(Dataset excerpts)
+++++

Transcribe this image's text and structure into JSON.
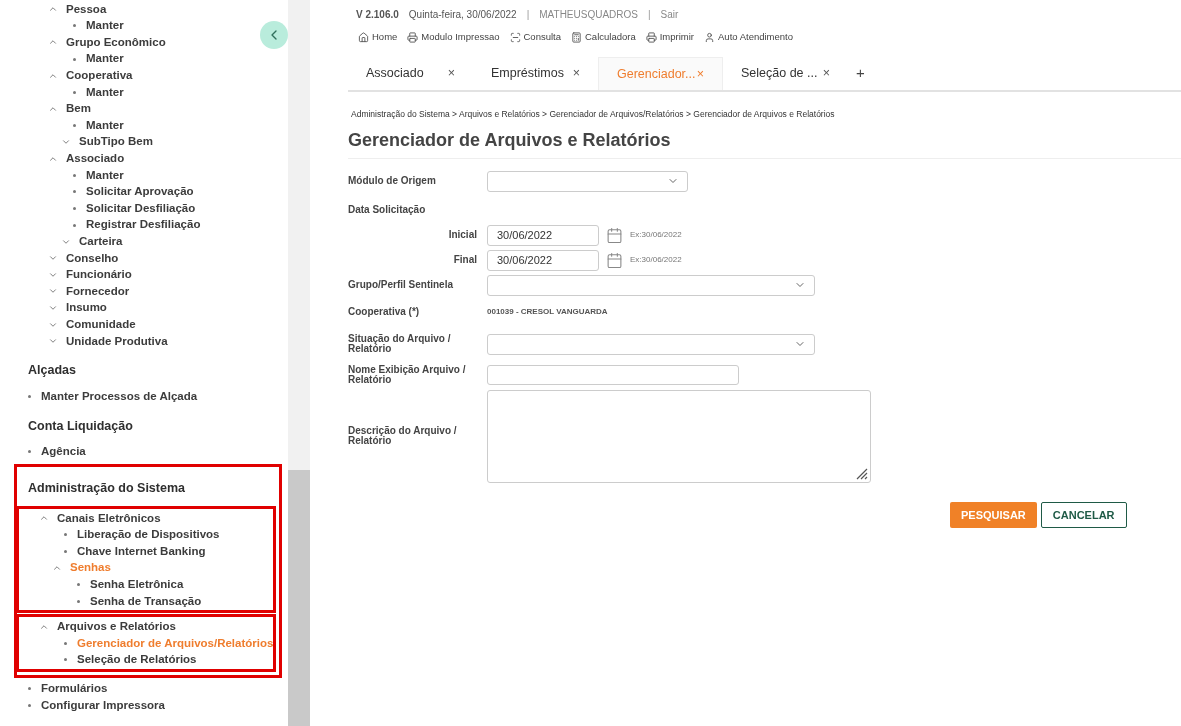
{
  "sidebar": {
    "tree": [
      {
        "kind": "group",
        "label": "Pessoa",
        "expanded": true,
        "children": [
          {
            "kind": "leaf",
            "label": "Manter"
          }
        ]
      },
      {
        "kind": "group",
        "label": "Grupo Econômico",
        "expanded": true,
        "children": [
          {
            "kind": "leaf",
            "label": "Manter"
          }
        ]
      },
      {
        "kind": "group",
        "label": "Cooperativa",
        "expanded": true,
        "children": [
          {
            "kind": "leaf",
            "label": "Manter"
          }
        ]
      },
      {
        "kind": "group",
        "label": "Bem",
        "expanded": true,
        "children": [
          {
            "kind": "leaf",
            "label": "Manter"
          },
          {
            "kind": "group",
            "label": "SubTipo Bem",
            "expanded": false
          }
        ]
      },
      {
        "kind": "group",
        "label": "Associado",
        "expanded": true,
        "children": [
          {
            "kind": "leaf",
            "label": "Manter"
          },
          {
            "kind": "leaf",
            "label": "Solicitar Aprovação"
          },
          {
            "kind": "leaf",
            "label": "Solicitar Desfiliação"
          },
          {
            "kind": "leaf",
            "label": "Registrar Desfiliação"
          },
          {
            "kind": "group",
            "label": "Carteira",
            "expanded": false
          }
        ]
      },
      {
        "kind": "group",
        "label": "Conselho",
        "expanded": false
      },
      {
        "kind": "group",
        "label": "Funcionário",
        "expanded": false
      },
      {
        "kind": "group",
        "label": "Fornecedor",
        "expanded": false
      },
      {
        "kind": "group",
        "label": "Insumo",
        "expanded": false
      },
      {
        "kind": "group",
        "label": "Comunidade",
        "expanded": false
      },
      {
        "kind": "group",
        "label": "Unidade Produtiva",
        "expanded": false
      }
    ],
    "sections": [
      {
        "title": "Alçadas",
        "highlighted": false,
        "items": [
          {
            "kind": "leaf",
            "label": "Manter Processos de Alçada"
          }
        ]
      },
      {
        "title": "Conta Liquidação",
        "highlighted": false,
        "items": [
          {
            "kind": "leaf",
            "label": "Agência"
          }
        ]
      },
      {
        "title": "Administração do Sistema",
        "highlighted": true,
        "items": [
          {
            "kind": "group",
            "label": "Canais Eletrônicos",
            "expanded": true,
            "highlighted": true,
            "children": [
              {
                "kind": "leaf",
                "label": "Liberação de Dispositivos",
                "selected": false
              },
              {
                "kind": "leaf",
                "label": "Chave Internet Banking",
                "selected": false
              },
              {
                "kind": "group",
                "label": "Senhas",
                "expanded": true,
                "selected": true,
                "children": [
                  {
                    "kind": "leaf",
                    "label": "Senha Eletrônica",
                    "selected": false
                  },
                  {
                    "kind": "leaf",
                    "label": "Senha de Transação",
                    "selected": false
                  }
                ]
              }
            ]
          },
          {
            "kind": "group",
            "label": "Arquivos e Relatórios",
            "expanded": true,
            "highlighted": true,
            "children": [
              {
                "kind": "leaf",
                "label": "Gerenciador de Arquivos/Relatórios",
                "selected": true
              },
              {
                "kind": "leaf",
                "label": "Seleção de Relatórios",
                "selected": false
              }
            ]
          }
        ]
      },
      {
        "highlighted": false,
        "items": [
          {
            "kind": "leaf",
            "label": "Formulários"
          },
          {
            "kind": "leaf",
            "label": "Configurar Impressora"
          }
        ]
      }
    ]
  },
  "header": {
    "version": "V 2.106.0",
    "date": "Quinta-feira, 30/06/2022",
    "user": "MATHEUSQUADROS",
    "logout": "Sair",
    "separator": "|"
  },
  "toolbar": [
    {
      "kind": "home",
      "label": "Home"
    },
    {
      "kind": "print",
      "label": "Modulo Impressao"
    },
    {
      "kind": "scan",
      "label": "Consulta"
    },
    {
      "kind": "calculator",
      "label": "Calculadora"
    },
    {
      "kind": "print",
      "label": "Imprimir"
    },
    {
      "kind": "user",
      "label": "Auto Atendimento"
    }
  ],
  "tabs": [
    {
      "label": "Associado",
      "close": "×",
      "selected": false
    },
    {
      "label": "Empréstimos",
      "close": "×",
      "selected": false
    },
    {
      "label": "Gerenciador...",
      "close": "×",
      "selected": true
    },
    {
      "label": "Seleção de ...",
      "close": "×",
      "selected": false
    }
  ],
  "add_tab": "+",
  "breadcrumb": "Administração do Sistema > Arquivos e Relatórios > Gerenciador de Arquivos/Relatórios > Gerenciador de Arquivos e Relatórios",
  "title": "Gerenciador de Arquivos e Relatórios",
  "form": [
    {
      "kind": "select",
      "label": "Módulo de Origem"
    },
    {
      "kind": "heading",
      "label": "Data Solicitação"
    },
    {
      "kind": "date",
      "label": "Inicial",
      "value": "30/06/2022",
      "hint": "Ex:30/06/2022"
    },
    {
      "kind": "date",
      "label": "Final",
      "value": "30/06/2022",
      "hint": "Ex:30/06/2022"
    },
    {
      "kind": "select",
      "label": "Grupo/Perfil Sentinela"
    },
    {
      "kind": "readonly",
      "label": "Cooperativa (*)",
      "value": "001039 - CRESOL VANGUARDA"
    },
    {
      "kind": "select",
      "label": "Situação do Arquivo / Relatório"
    },
    {
      "kind": "text",
      "label": "Nome Exibição Arquivo / Relatório"
    },
    {
      "kind": "textarea",
      "label": "Descrição do Arquivo / Relatório"
    }
  ],
  "buttons": [
    {
      "kind": "primary",
      "label": "PESQUISAR"
    },
    {
      "kind": "secondary",
      "label": "CANCELAR"
    }
  ]
}
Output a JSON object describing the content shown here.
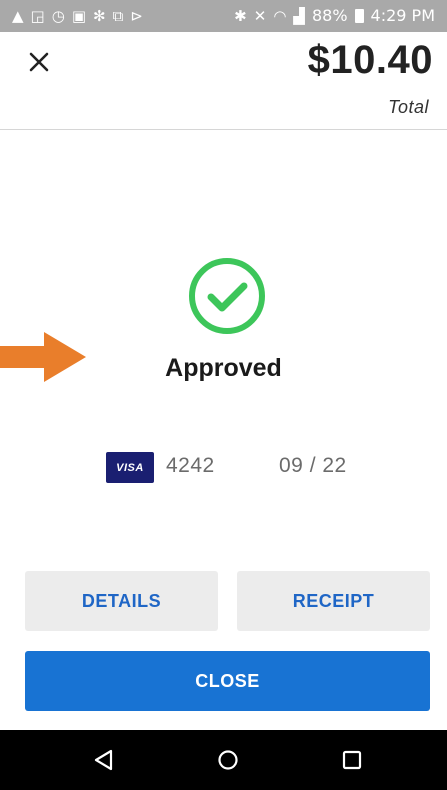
{
  "status_bar": {
    "left_icons": [
      "warning-icon",
      "screenshot-icon",
      "speedometer-icon",
      "gallery-icon",
      "pinwheel-icon",
      "card-reader-icon",
      "play-store-icon"
    ],
    "left_glyphs": [
      "▲",
      "◲",
      "◷",
      "▣",
      "✻",
      "⧉",
      "⊳"
    ],
    "right_glyphs": [
      "✱",
      "✕",
      "◠",
      "▟"
    ],
    "battery": "88%",
    "time": "4:29 PM"
  },
  "header": {
    "amount": "$10.40",
    "total_label": "Total"
  },
  "result": {
    "status": "Approved",
    "check_color": "#3dc65a"
  },
  "card": {
    "brand": "VISA",
    "last4": "4242",
    "expiry": "09 / 22"
  },
  "buttons": {
    "details": "DETAILS",
    "receipt": "RECEIPT",
    "close": "CLOSE"
  },
  "colors": {
    "accent": "#1873d3",
    "button_text": "#1f66c6",
    "arrow": "#e97e2b",
    "visa": "#1a1f71"
  }
}
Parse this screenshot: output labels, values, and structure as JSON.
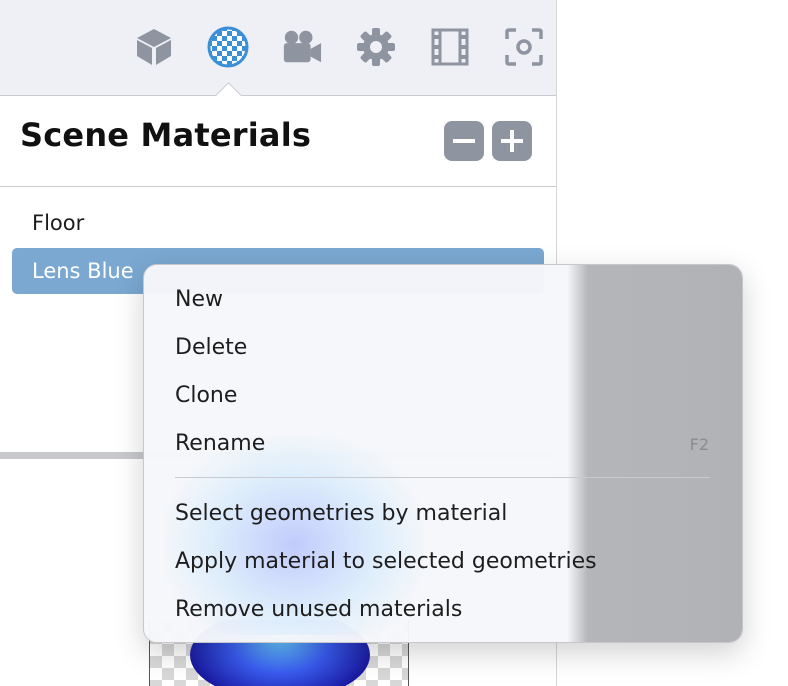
{
  "toolbar": {
    "icons": [
      {
        "name": "objects",
        "icon": "cube-icon",
        "active": false
      },
      {
        "name": "materials",
        "icon": "checker-sphere-icon",
        "active": true
      },
      {
        "name": "camera",
        "icon": "video-camera-icon",
        "active": false
      },
      {
        "name": "settings",
        "icon": "gear-icon",
        "active": false
      },
      {
        "name": "animation",
        "icon": "film-strip-icon",
        "active": false
      },
      {
        "name": "render",
        "icon": "focus-frame-icon",
        "active": false
      }
    ],
    "icon_color": "#8e94a0",
    "active_color": "#3b8fd6"
  },
  "header": {
    "title": "Scene Materials",
    "remove_button_icon": "minus-icon",
    "add_button_icon": "plus-icon"
  },
  "materials": [
    {
      "label": "Floor",
      "selected": false
    },
    {
      "label": "Lens Blue",
      "selected": true
    }
  ],
  "context_menu": {
    "items": [
      {
        "label": "New",
        "shortcut": ""
      },
      {
        "label": "Delete",
        "shortcut": ""
      },
      {
        "label": "Clone",
        "shortcut": ""
      },
      {
        "label": "Rename",
        "shortcut": "F2"
      },
      {
        "label": "Select geometries by material",
        "shortcut": ""
      },
      {
        "label": "Apply material to selected geometries",
        "shortcut": ""
      },
      {
        "label": "Remove unused materials",
        "shortcut": ""
      }
    ]
  },
  "colors": {
    "selection": "#7aa8d1",
    "toolbar_bg": "#eef0f5"
  }
}
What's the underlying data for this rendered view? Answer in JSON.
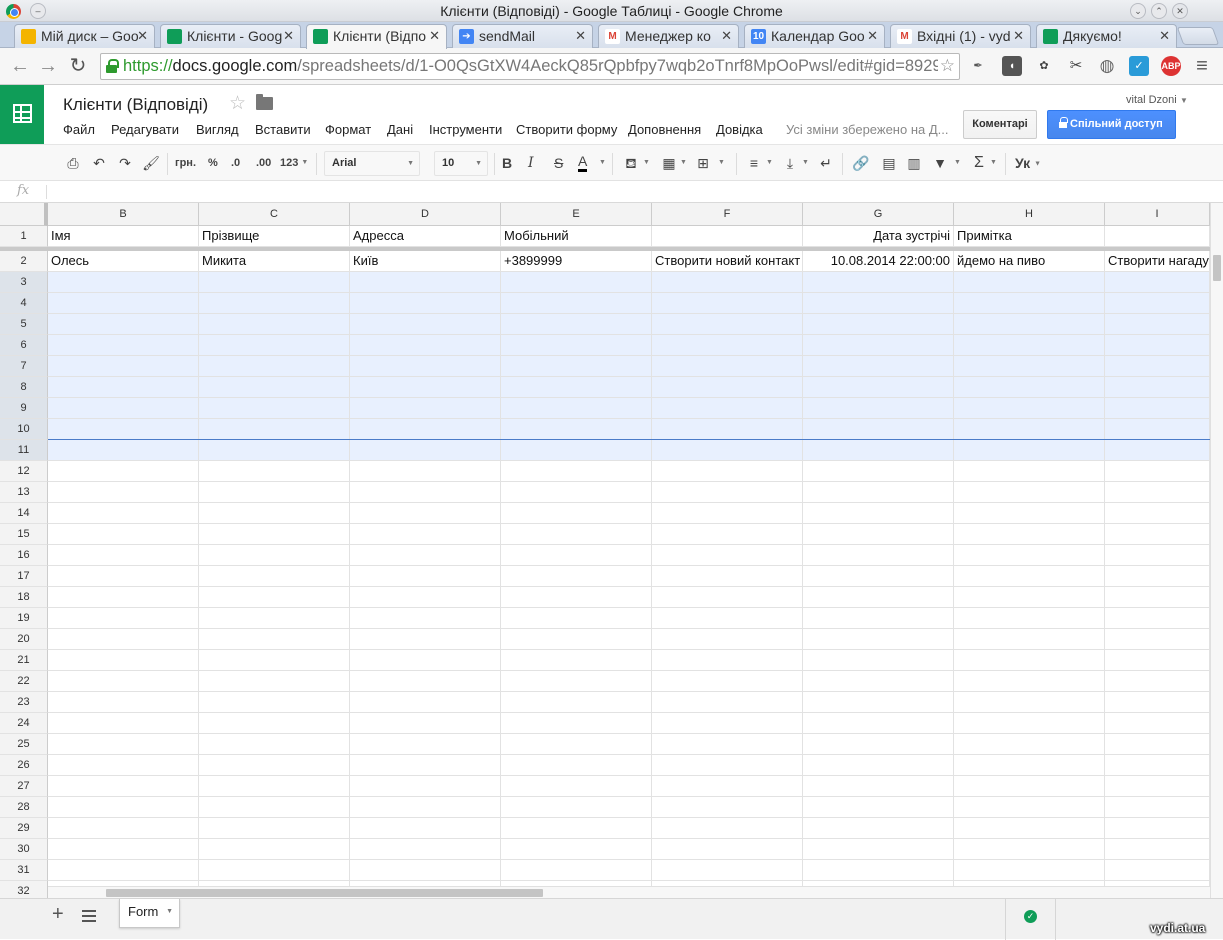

+++++

#### [Requirements]
Extract each line holding the string "Gerenciador".

#### [Answer for this exercise]
                "label": "Gerenciador de Arquivos/Relatórios",
      "label": "Gerenciador...",
  "breadcrumb": "Administração do Sistema > Arquivos e Relatórios > Gerenciador de Arquivos/Relatórios > Gerenciador de Arquivos e Relatórios",
  "title": "Gerenciador de Arquivos e Relatórios",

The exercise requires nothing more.